## WHAT THE TASK REQUIRES
Scan the entries below and count the lines holding the string "offset". Supply only the number.

+ + + + + + +

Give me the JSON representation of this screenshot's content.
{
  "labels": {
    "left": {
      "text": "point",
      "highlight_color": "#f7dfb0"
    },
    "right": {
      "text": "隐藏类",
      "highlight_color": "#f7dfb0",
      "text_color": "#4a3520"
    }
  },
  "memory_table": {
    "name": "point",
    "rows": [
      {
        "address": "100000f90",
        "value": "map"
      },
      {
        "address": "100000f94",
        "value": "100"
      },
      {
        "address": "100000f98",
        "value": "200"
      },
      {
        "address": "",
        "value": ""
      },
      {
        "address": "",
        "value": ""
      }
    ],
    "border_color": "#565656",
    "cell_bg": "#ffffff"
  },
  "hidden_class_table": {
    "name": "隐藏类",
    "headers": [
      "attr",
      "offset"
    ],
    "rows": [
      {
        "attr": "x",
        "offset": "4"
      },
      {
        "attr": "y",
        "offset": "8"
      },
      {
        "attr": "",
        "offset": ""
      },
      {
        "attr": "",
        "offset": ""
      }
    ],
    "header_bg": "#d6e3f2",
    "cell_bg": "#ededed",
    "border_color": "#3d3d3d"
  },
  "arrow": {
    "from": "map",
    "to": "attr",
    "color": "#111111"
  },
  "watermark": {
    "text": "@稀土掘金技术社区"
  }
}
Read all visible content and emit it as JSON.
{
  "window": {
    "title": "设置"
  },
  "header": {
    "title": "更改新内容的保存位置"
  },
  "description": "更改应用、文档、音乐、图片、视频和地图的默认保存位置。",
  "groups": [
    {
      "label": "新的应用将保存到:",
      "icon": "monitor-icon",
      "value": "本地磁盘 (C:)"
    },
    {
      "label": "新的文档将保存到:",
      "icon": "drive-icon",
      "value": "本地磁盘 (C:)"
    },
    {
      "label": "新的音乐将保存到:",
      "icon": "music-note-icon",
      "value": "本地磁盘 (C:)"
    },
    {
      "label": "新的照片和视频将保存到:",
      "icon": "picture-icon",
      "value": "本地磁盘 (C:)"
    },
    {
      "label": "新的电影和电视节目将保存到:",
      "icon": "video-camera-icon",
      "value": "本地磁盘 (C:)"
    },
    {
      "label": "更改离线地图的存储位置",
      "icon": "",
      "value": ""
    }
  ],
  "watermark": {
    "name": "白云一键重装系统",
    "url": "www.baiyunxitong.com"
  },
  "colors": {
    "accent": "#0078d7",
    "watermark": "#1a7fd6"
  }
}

+ + + + + + +

## THE OUTPUT
5